= INSTRUCTIONS FOR THE TASK =
Reproduce all the material exactly, minus any pictures it holds.

---------- PROVIDED RECORDS ----------

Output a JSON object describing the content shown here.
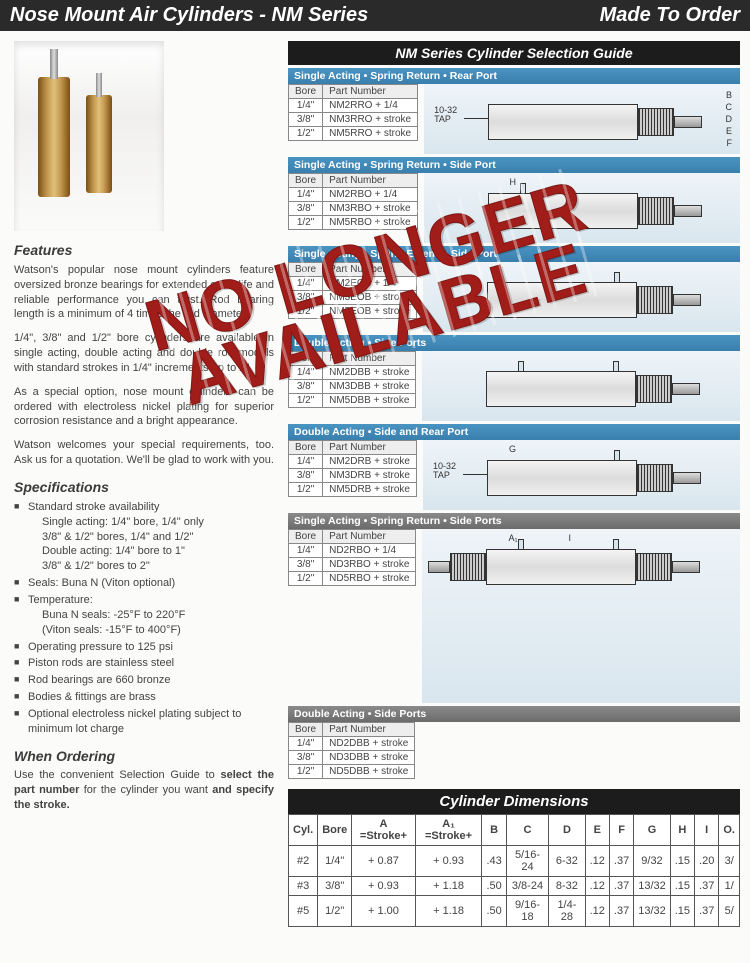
{
  "header": {
    "left": "Nose Mount Air Cylinders - NM Series",
    "right": "Made To Order"
  },
  "stamp": {
    "line1": "NO LONGER",
    "line2": "AVAILABLE",
    "color": "#a11d1a"
  },
  "features": {
    "title": "Features",
    "p1": "Watson's popular nose mount cylinders feature oversized bronze bearings for extended cycle life and reliable performance you can trust. Rod bearing length is a minimum of 4 times the rod diameter.",
    "p2": "1/4\", 3/8\" and 1/2\" bore cylinders are available in single acting, double acting and double rod models with standard strokes in 1/4\" increments up to 2\".",
    "p3": "As a special option, nose mount cylinders can be ordered with electroless nickel plating for superior corrosion resistance and a bright appearance.",
    "p4": "Watson welcomes your special requirements, too. Ask us for a quotation. We'll be glad to work with you."
  },
  "specs": {
    "title": "Specifications",
    "items": [
      "Standard stroke availability\nSingle acting: 1/4\" bore, 1/4\" only\n3/8\" & 1/2\" bores, 1/4\" and 1/2\"\nDouble acting: 1/4\" bore to 1\"\n3/8\" & 1/2\" bores to 2\"",
      "Seals: Buna N (Viton optional)",
      "Temperature:\nBuna N seals: -25°F to 220°F\n(Viton seals: -15°F to 400°F)",
      "Operating pressure to 125 psi",
      "Piston rods are stainless steel",
      "Rod bearings are 660 bronze",
      "Bodies & fittings are brass",
      "Optional electroless nickel plating subject to minimum lot charge"
    ]
  },
  "ordering": {
    "title": "When Ordering",
    "text": "Use the convenient Selection Guide to select the part number for the cylinder you want and specify the stroke."
  },
  "guide": {
    "title": "NM Series Cylinder Selection Guide",
    "configs": [
      {
        "heading": "Single Acting  •  Spring Return  •  Rear Port",
        "bore_header": "Bore",
        "pn_header": "Part Number",
        "rows": [
          [
            "1/4\"",
            "NM2RRO + 1/4"
          ],
          [
            "3/8\"",
            "NM3RRO + stroke"
          ],
          [
            "1/2\"",
            "NM5RRO + stroke"
          ]
        ],
        "tap": "10-32 TAP",
        "dims": [
          "B",
          "C",
          "D",
          "E",
          "F"
        ],
        "ports": []
      },
      {
        "heading": "Single Acting  •  Spring Return  •  Side Port",
        "bore_header": "Bore",
        "pn_header": "Part Number",
        "rows": [
          [
            "1/4\"",
            "NM2RBO + 1/4"
          ],
          [
            "3/8\"",
            "NM3RBO + stroke"
          ],
          [
            "1/2\"",
            "NM5RBO + stroke"
          ]
        ],
        "dims": [
          "H"
        ],
        "ports": [
          90
        ]
      },
      {
        "heading": "Single Acting  •  Spring Extend  •  Side Port",
        "bore_header": "Bore",
        "pn_header": "Part Number",
        "rows": [
          [
            "1/4\"",
            "NM2EOB + 1/4"
          ],
          [
            "3/8\"",
            "NM3EOB + stroke"
          ],
          [
            "1/2\"",
            "NM5EOB + stroke"
          ]
        ],
        "ports": [
          185
        ]
      },
      {
        "heading": "Double Acting  •  Side Ports",
        "bore_header": "Bore",
        "pn_header": "Part Number",
        "rows": [
          [
            "1/4\"",
            "NM2DBB + stroke"
          ],
          [
            "3/8\"",
            "NM3DBB + stroke"
          ],
          [
            "1/2\"",
            "NM5DBB + stroke"
          ]
        ],
        "ports": [
          90,
          185
        ]
      },
      {
        "heading": "Double Acting  •  Side and Rear Port",
        "bore_header": "Bore",
        "pn_header": "Part Number",
        "rows": [
          [
            "1/4\"",
            "NM2DRB + stroke"
          ],
          [
            "3/8\"",
            "NM3DRB + stroke"
          ],
          [
            "1/2\"",
            "NM5DRB + stroke"
          ]
        ],
        "tap": "10-32 TAP",
        "dims": [
          "G"
        ],
        "ports": [
          185
        ]
      },
      {
        "heading": "Single Acting  •  Spring Return  •  Side Ports",
        "grey": true,
        "bore_header": "Bore",
        "pn_header": "Part Number",
        "rows": [
          [
            "1/4\"",
            "ND2RBO + 1/4"
          ],
          [
            "3/8\"",
            "ND3RBO + stroke"
          ],
          [
            "1/2\"",
            "ND5RBO + stroke"
          ]
        ],
        "dims": [
          "A₁",
          "I"
        ],
        "ports": [
          90,
          185
        ],
        "double_rod": true
      },
      {
        "heading": "Double Acting  •  Side Ports",
        "grey": true,
        "bore_header": "Bore",
        "pn_header": "Part Number",
        "rows": [
          [
            "1/4\"",
            "ND2DBB + stroke"
          ],
          [
            "3/8\"",
            "ND3DBB + stroke"
          ],
          [
            "1/2\"",
            "ND5DBB + stroke"
          ]
        ],
        "merge_diagram_with_prev": true
      }
    ]
  },
  "dim_table": {
    "title": "Cylinder Dimensions",
    "headers": [
      "Cyl.",
      "Bore",
      "A =Stroke+",
      "A₁ =Stroke+",
      "B",
      "C",
      "D",
      "E",
      "F",
      "G",
      "H",
      "I",
      "O."
    ],
    "rows": [
      [
        "#2",
        "1/4\"",
        "+ 0.87",
        "+ 0.93",
        ".43",
        "5/16-24",
        "6-32",
        ".12",
        ".37",
        "9/32",
        ".15",
        ".20",
        "3/"
      ],
      [
        "#3",
        "3/8\"",
        "+ 0.93",
        "+ 1.18",
        ".50",
        "3/8-24",
        "8-32",
        ".12",
        ".37",
        "13/32",
        ".15",
        ".37",
        "1/"
      ],
      [
        "#5",
        "1/2\"",
        "+ 1.00",
        "+ 1.18",
        ".50",
        "9/16-18",
        "1/4-28",
        ".12",
        ".37",
        "13/32",
        ".15",
        ".37",
        "5/"
      ]
    ]
  }
}
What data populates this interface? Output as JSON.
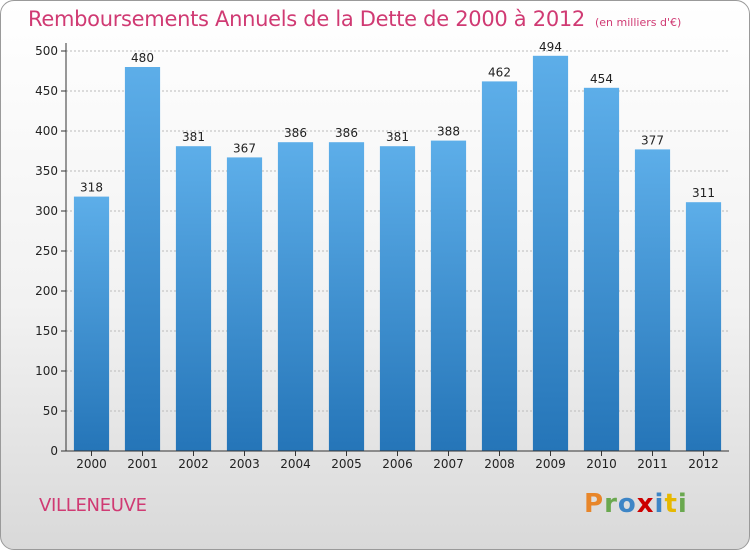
{
  "title": "Remboursements Annuels de la Dette de 2000 à 2012",
  "unit": "(en milliers d'€)",
  "commune": "VILLENEUVE",
  "brand": {
    "letters": [
      "P",
      "r",
      "o",
      "x",
      "i",
      "t",
      "i"
    ],
    "colors": [
      "#e8862a",
      "#6aa84f",
      "#3d85c6",
      "#cc0000",
      "#3d85c6",
      "#e6b800",
      "#6aa84f"
    ]
  },
  "colors": {
    "title": "#d03a73",
    "bar_top": "#5daee9",
    "bar_bottom": "#2575b8",
    "axis": "#333333",
    "grid": "#bbbbbb"
  },
  "chart_data": {
    "type": "bar",
    "categories": [
      "2000",
      "2001",
      "2002",
      "2003",
      "2004",
      "2005",
      "2006",
      "2007",
      "2008",
      "2009",
      "2010",
      "2011",
      "2012"
    ],
    "values": [
      318,
      480,
      381,
      367,
      386,
      386,
      381,
      388,
      462,
      494,
      454,
      377,
      311
    ],
    "yticks": [
      0,
      50,
      100,
      150,
      200,
      250,
      300,
      350,
      400,
      450,
      500
    ],
    "ylim": [
      0,
      500
    ],
    "grid": true,
    "title": "Remboursements Annuels de la Dette de 2000 à 2012",
    "xlabel": "",
    "ylabel": ""
  }
}
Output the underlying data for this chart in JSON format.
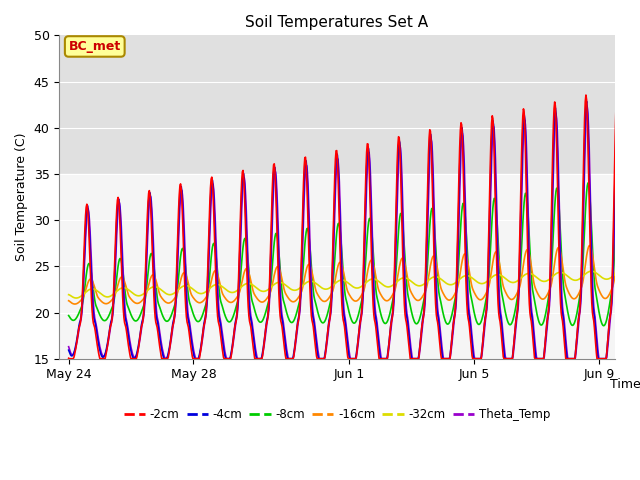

----------

= OUTPUT OF THE TASK =
Output a JSON object describing the content shown here.
{
  "header": {
    "left": "Nose Mount Air Cylinders - NM Series",
    "right": "Made To Order"
  },
  "stamp": {
    "line1": "NO LONGER",
    "line2": "AVAILABLE",
    "color": "#a11d1a"
  },
  "features": {
    "title": "Features",
    "p1": "Watson's popular nose mount cylinders feature oversized bronze bearings for extended cycle life and reliable performance you can trust. Rod bearing length is a minimum of 4 times the rod diameter.",
    "p2": "1/4\", 3/8\" and 1/2\" bore cylinders are available in single acting, double acting and double rod models with standard strokes in 1/4\" increments up to 2\".",
    "p3": "As a special option, nose mount cylinders can be ordered with electroless nickel plating for superior corrosion resistance and a bright appearance.",
    "p4": "Watson welcomes your special requirements, too. Ask us for a quotation. We'll be glad to work with you."
  },
  "specs": {
    "title": "Specifications",
    "items": [
      "Standard stroke availability\nSingle acting: 1/4\" bore, 1/4\" only\n3/8\" & 1/2\" bores, 1/4\" and 1/2\"\nDouble acting: 1/4\" bore to 1\"\n3/8\" & 1/2\" bores to 2\"",
      "Seals: Buna N (Viton optional)",
      "Temperature:\nBuna N seals: -25°F to 220°F\n(Viton seals: -15°F to 400°F)",
      "Operating pressure to 125 psi",
      "Piston rods are stainless steel",
      "Rod bearings are 660 bronze",
      "Bodies & fittings are brass",
      "Optional electroless nickel plating subject to minimum lot charge"
    ]
  },
  "ordering": {
    "title": "When Ordering",
    "text": "Use the convenient Selection Guide to select the part number for the cylinder you want and specify the stroke."
  },
  "guide": {
    "title": "NM Series Cylinder Selection Guide",
    "configs": [
      {
        "heading": "Single Acting  •  Spring Return  •  Rear Port",
        "bore_header": "Bore",
        "pn_header": "Part Number",
        "rows": [
          [
            "1/4\"",
            "NM2RRO + 1/4"
          ],
          [
            "3/8\"",
            "NM3RRO + stroke"
          ],
          [
            "1/2\"",
            "NM5RRO + stroke"
          ]
        ],
        "tap": "10-32 TAP",
        "dims": [
          "B",
          "C",
          "D",
          "E",
          "F"
        ],
        "ports": []
      },
      {
        "heading": "Single Acting  •  Spring Return  •  Side Port",
        "bore_header": "Bore",
        "pn_header": "Part Number",
        "rows": [
          [
            "1/4\"",
            "NM2RBO + 1/4"
          ],
          [
            "3/8\"",
            "NM3RBO + stroke"
          ],
          [
            "1/2\"",
            "NM5RBO + stroke"
          ]
        ],
        "dims": [
          "H"
        ],
        "ports": [
          90
        ]
      },
      {
        "heading": "Single Acting  •  Spring Extend  •  Side Port",
        "bore_header": "Bore",
        "pn_header": "Part Number",
        "rows": [
          [
            "1/4\"",
            "NM2EOB + 1/4"
          ],
          [
            "3/8\"",
            "NM3EOB + stroke"
          ],
          [
            "1/2\"",
            "NM5EOB + stroke"
          ]
        ],
        "ports": [
          185
        ]
      },
      {
        "heading": "Double Acting  •  Side Ports",
        "bore_header": "Bore",
        "pn_header": "Part Number",
        "rows": [
          [
            "1/4\"",
            "NM2DBB + stroke"
          ],
          [
            "3/8\"",
            "NM3DBB + stroke"
          ],
          [
            "1/2\"",
            "NM5DBB + stroke"
          ]
        ],
        "ports": [
          90,
          185
        ]
      },
      {
        "heading": "Double Acting  •  Side and Rear Port",
        "bore_header": "Bore",
        "pn_header": "Part Number",
        "rows": [
          [
            "1/4\"",
            "NM2DRB + stroke"
          ],
          [
            "3/8\"",
            "NM3DRB + stroke"
          ],
          [
            "1/2\"",
            "NM5DRB + stroke"
          ]
        ],
        "tap": "10-32 TAP",
        "dims": [
          "G"
        ],
        "ports": [
          185
        ]
      },
      {
        "heading": "Single Acting  •  Spring Return  •  Side Ports",
        "grey": true,
        "bore_header": "Bore",
        "pn_header": "Part Number",
        "rows": [
          [
            "1/4\"",
            "ND2RBO + 1/4"
          ],
          [
            "3/8\"",
            "ND3RBO + stroke"
          ],
          [
            "1/2\"",
            "ND5RBO + stroke"
          ]
        ],
        "dims": [
          "A₁",
          "I"
        ],
        "ports": [
          90,
          185
        ],
        "double_rod": true
      },
      {
        "heading": "Double Acting  •  Side Ports",
        "grey": true,
        "bore_header": "Bore",
        "pn_header": "Part Number",
        "rows": [
          [
            "1/4\"",
            "ND2DBB + stroke"
          ],
          [
            "3/8\"",
            "ND3DBB + stroke"
          ],
          [
            "1/2\"",
            "ND5DBB + stroke"
          ]
        ],
        "merge_diagram_with_prev": true
      }
    ]
  },
  "dim_table": {
    "title": "Cylinder Dimensions",
    "headers": [
      "Cyl.",
      "Bore",
      "A =Stroke+",
      "A₁ =Stroke+",
      "B",
      "C",
      "D",
      "E",
      "F",
      "G",
      "H",
      "I",
      "O."
    ],
    "rows": [
      [
        "#2",
        "1/4\"",
        "+ 0.87",
        "+ 0.93",
        ".43",
        "5/16-24",
        "6-32",
        ".12",
        ".37",
        "9/32",
        ".15",
        ".20",
        "3/"
      ],
      [
        "#3",
        "3/8\"",
        "+ 0.93",
        "+ 1.18",
        ".50",
        "3/8-24",
        "8-32",
        ".12",
        ".37",
        "13/32",
        ".15",
        ".37",
        "1/"
      ],
      [
        "#5",
        "1/2\"",
        "+ 1.00",
        "+ 1.18",
        ".50",
        "9/16-18",
        "1/4-28",
        ".12",
        ".37",
        "13/32",
        ".15",
        ".37",
        "5/"
      ]
    ]
  }
}
What data populates this interface? Output as JSON.
{
  "title": "Remboursements Annuels de la Dette de 2000 à 2012",
  "unit": "(en milliers d'€)",
  "commune": "VILLENEUVE",
  "brand": {
    "letters": [
      "P",
      "r",
      "o",
      "x",
      "i",
      "t",
      "i"
    ],
    "colors": [
      "#e8862a",
      "#6aa84f",
      "#3d85c6",
      "#cc0000",
      "#3d85c6",
      "#e6b800",
      "#6aa84f"
    ]
  },
  "colors": {
    "title": "#d03a73",
    "bar_top": "#5daee9",
    "bar_bottom": "#2575b8",
    "axis": "#333333",
    "grid": "#bbbbbb"
  },
  "chart_data": {
    "type": "bar",
    "categories": [
      "2000",
      "2001",
      "2002",
      "2003",
      "2004",
      "2005",
      "2006",
      "2007",
      "2008",
      "2009",
      "2010",
      "2011",
      "2012"
    ],
    "values": [
      318,
      480,
      381,
      367,
      386,
      386,
      381,
      388,
      462,
      494,
      454,
      377,
      311
    ],
    "yticks": [
      0,
      50,
      100,
      150,
      200,
      250,
      300,
      350,
      400,
      450,
      500
    ],
    "ylim": [
      0,
      500
    ],
    "grid": true,
    "title": "Remboursements Annuels de la Dette de 2000 à 2012",
    "xlabel": "",
    "ylabel": ""
  }
}
Output the underlying data for this chart in JSON format.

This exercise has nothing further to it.